> **Instruction**: Give back the whole listing exactly as shown.

Figure record listings:
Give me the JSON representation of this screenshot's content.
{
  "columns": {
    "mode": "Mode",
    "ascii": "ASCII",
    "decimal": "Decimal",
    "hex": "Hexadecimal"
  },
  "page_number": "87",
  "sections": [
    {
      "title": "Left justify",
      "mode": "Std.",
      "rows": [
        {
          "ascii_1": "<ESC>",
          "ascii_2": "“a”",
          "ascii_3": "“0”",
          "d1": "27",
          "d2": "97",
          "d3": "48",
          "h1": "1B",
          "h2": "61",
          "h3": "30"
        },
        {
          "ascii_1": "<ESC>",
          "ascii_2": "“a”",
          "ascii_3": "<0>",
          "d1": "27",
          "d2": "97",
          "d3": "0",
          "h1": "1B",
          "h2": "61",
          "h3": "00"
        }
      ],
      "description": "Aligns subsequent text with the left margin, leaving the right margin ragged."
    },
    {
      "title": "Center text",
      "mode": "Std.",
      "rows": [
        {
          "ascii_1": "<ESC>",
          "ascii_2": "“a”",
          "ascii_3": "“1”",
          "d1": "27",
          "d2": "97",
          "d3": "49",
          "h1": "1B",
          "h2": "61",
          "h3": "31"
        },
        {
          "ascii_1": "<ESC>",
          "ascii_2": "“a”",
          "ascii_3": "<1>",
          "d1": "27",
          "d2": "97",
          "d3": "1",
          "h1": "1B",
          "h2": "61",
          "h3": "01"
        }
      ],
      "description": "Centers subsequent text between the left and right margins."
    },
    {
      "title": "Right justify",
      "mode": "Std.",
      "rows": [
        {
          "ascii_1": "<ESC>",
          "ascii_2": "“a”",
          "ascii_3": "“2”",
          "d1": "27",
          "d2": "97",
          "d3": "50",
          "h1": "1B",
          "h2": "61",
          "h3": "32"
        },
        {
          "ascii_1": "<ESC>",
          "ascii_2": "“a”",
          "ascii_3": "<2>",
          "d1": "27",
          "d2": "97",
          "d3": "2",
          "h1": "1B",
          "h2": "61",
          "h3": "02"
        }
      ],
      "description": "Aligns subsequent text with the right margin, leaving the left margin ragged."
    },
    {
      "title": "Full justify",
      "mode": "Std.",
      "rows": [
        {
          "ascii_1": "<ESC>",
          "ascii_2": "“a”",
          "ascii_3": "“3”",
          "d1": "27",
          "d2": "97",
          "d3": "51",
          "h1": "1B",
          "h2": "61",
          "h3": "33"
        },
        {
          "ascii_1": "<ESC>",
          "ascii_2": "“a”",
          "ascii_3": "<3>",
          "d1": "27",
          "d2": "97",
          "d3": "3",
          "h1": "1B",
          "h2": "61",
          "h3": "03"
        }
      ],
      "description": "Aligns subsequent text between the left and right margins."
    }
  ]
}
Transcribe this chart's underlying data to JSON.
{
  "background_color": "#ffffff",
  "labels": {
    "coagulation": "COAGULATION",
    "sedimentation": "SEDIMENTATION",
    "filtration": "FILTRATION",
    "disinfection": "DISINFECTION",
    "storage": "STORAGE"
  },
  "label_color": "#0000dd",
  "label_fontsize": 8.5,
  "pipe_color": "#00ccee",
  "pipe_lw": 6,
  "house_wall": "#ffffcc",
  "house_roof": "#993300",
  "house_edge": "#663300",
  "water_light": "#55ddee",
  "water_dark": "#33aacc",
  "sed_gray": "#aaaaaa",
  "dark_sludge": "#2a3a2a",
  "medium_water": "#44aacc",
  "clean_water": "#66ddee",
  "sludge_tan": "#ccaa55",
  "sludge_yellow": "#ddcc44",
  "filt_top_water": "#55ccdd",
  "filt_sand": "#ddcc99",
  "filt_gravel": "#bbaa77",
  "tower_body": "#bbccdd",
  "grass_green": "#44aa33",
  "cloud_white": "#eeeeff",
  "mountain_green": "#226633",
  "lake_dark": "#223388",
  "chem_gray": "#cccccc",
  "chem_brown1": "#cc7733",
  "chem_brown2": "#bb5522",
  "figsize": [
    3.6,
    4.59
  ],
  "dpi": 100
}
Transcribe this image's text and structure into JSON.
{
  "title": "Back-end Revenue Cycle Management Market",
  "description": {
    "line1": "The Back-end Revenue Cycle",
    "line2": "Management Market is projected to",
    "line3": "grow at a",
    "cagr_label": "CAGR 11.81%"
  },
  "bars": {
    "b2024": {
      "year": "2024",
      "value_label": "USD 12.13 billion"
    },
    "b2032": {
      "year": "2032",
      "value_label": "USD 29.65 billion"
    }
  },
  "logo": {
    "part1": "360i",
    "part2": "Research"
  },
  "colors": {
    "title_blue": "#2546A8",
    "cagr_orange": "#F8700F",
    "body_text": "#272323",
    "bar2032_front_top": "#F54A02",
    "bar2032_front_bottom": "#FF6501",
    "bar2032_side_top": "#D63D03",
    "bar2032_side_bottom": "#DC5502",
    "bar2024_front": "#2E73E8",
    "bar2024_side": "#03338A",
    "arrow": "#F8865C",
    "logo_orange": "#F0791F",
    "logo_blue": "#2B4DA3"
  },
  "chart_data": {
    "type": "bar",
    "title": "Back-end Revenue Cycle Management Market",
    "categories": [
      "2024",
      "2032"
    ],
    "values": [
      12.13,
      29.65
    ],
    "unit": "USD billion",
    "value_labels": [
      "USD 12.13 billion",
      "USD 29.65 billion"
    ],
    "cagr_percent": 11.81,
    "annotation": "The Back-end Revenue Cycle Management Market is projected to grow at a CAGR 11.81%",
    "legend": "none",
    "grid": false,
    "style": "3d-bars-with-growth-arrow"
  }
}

> **Written solution**:
Give me the JSON representation of this screenshot's content.
{
  "columns": {
    "mode": "Mode",
    "ascii": "ASCII",
    "decimal": "Decimal",
    "hex": "Hexadecimal"
  },
  "page_number": "87",
  "sections": [
    {
      "title": "Left justify",
      "mode": "Std.",
      "rows": [
        {
          "ascii_1": "<ESC>",
          "ascii_2": "“a”",
          "ascii_3": "“0”",
          "d1": "27",
          "d2": "97",
          "d3": "48",
          "h1": "1B",
          "h2": "61",
          "h3": "30"
        },
        {
          "ascii_1": "<ESC>",
          "ascii_2": "“a”",
          "ascii_3": "<0>",
          "d1": "27",
          "d2": "97",
          "d3": "0",
          "h1": "1B",
          "h2": "61",
          "h3": "00"
        }
      ],
      "description": "Aligns subsequent text with the left margin, leaving the right margin ragged."
    },
    {
      "title": "Center text",
      "mode": "Std.",
      "rows": [
        {
          "ascii_1": "<ESC>",
          "ascii_2": "“a”",
          "ascii_3": "“1”",
          "d1": "27",
          "d2": "97",
          "d3": "49",
          "h1": "1B",
          "h2": "61",
          "h3": "31"
        },
        {
          "ascii_1": "<ESC>",
          "ascii_2": "“a”",
          "ascii_3": "<1>",
          "d1": "27",
          "d2": "97",
          "d3": "1",
          "h1": "1B",
          "h2": "61",
          "h3": "01"
        }
      ],
      "description": "Centers subsequent text between the left and right margins."
    },
    {
      "title": "Right justify",
      "mode": "Std.",
      "rows": [
        {
          "ascii_1": "<ESC>",
          "ascii_2": "“a”",
          "ascii_3": "“2”",
          "d1": "27",
          "d2": "97",
          "d3": "50",
          "h1": "1B",
          "h2": "61",
          "h3": "32"
        },
        {
          "ascii_1": "<ESC>",
          "ascii_2": "“a”",
          "ascii_3": "<2>",
          "d1": "27",
          "d2": "97",
          "d3": "2",
          "h1": "1B",
          "h2": "61",
          "h3": "02"
        }
      ],
      "description": "Aligns subsequent text with the right margin, leaving the left margin ragged."
    },
    {
      "title": "Full justify",
      "mode": "Std.",
      "rows": [
        {
          "ascii_1": "<ESC>",
          "ascii_2": "“a”",
          "ascii_3": "“3”",
          "d1": "27",
          "d2": "97",
          "d3": "51",
          "h1": "1B",
          "h2": "61",
          "h3": "33"
        },
        {
          "ascii_1": "<ESC>",
          "ascii_2": "“a”",
          "ascii_3": "<3>",
          "d1": "27",
          "d2": "97",
          "d3": "3",
          "h1": "1B",
          "h2": "61",
          "h3": "03"
        }
      ],
      "description": "Aligns subsequent text between the left and right margins."
    }
  ]
}
Transcribe this chart's underlying data to JSON.
{
  "background_color": "#ffffff",
  "labels": {
    "coagulation": "COAGULATION",
    "sedimentation": "SEDIMENTATION",
    "filtration": "FILTRATION",
    "disinfection": "DISINFECTION",
    "storage": "STORAGE"
  },
  "label_color": "#0000dd",
  "label_fontsize": 8.5,
  "pipe_color": "#00ccee",
  "pipe_lw": 6,
  "house_wall": "#ffffcc",
  "house_roof": "#993300",
  "house_edge": "#663300",
  "water_light": "#55ddee",
  "water_dark": "#33aacc",
  "sed_gray": "#aaaaaa",
  "dark_sludge": "#2a3a2a",
  "medium_water": "#44aacc",
  "clean_water": "#66ddee",
  "sludge_tan": "#ccaa55",
  "sludge_yellow": "#ddcc44",
  "filt_top_water": "#55ccdd",
  "filt_sand": "#ddcc99",
  "filt_gravel": "#bbaa77",
  "tower_body": "#bbccdd",
  "grass_green": "#44aa33",
  "cloud_white": "#eeeeff",
  "mountain_green": "#226633",
  "lake_dark": "#223388",
  "chem_gray": "#cccccc",
  "chem_brown1": "#cc7733",
  "chem_brown2": "#bb5522",
  "figsize": [
    3.6,
    4.59
  ],
  "dpi": 100
}
Transcribe this image's text and structure into JSON.
{
  "title": "Back-end Revenue Cycle Management Market",
  "description": {
    "line1": "The Back-end Revenue Cycle",
    "line2": "Management Market is projected to",
    "line3": "grow at a",
    "cagr_label": "CAGR 11.81%"
  },
  "bars": {
    "b2024": {
      "year": "2024",
      "value_label": "USD 12.13 billion"
    },
    "b2032": {
      "year": "2032",
      "value_label": "USD 29.65 billion"
    }
  },
  "logo": {
    "part1": "360i",
    "part2": "Research"
  },
  "colors": {
    "title_blue": "#2546A8",
    "cagr_orange": "#F8700F",
    "body_text": "#272323",
    "bar2032_front_top": "#F54A02",
    "bar2032_front_bottom": "#FF6501",
    "bar2032_side_top": "#D63D03",
    "bar2032_side_bottom": "#DC5502",
    "bar2024_front": "#2E73E8",
    "bar2024_side": "#03338A",
    "arrow": "#F8865C",
    "logo_orange": "#F0791F",
    "logo_blue": "#2B4DA3"
  },
  "chart_data": {
    "type": "bar",
    "title": "Back-end Revenue Cycle Management Market",
    "categories": [
      "2024",
      "2032"
    ],
    "values": [
      12.13,
      29.65
    ],
    "unit": "USD billion",
    "value_labels": [
      "USD 12.13 billion",
      "USD 29.65 billion"
    ],
    "cagr_percent": 11.81,
    "annotation": "The Back-end Revenue Cycle Management Market is projected to grow at a CAGR 11.81%",
    "legend": "none",
    "grid": false,
    "style": "3d-bars-with-growth-arrow"
  }
}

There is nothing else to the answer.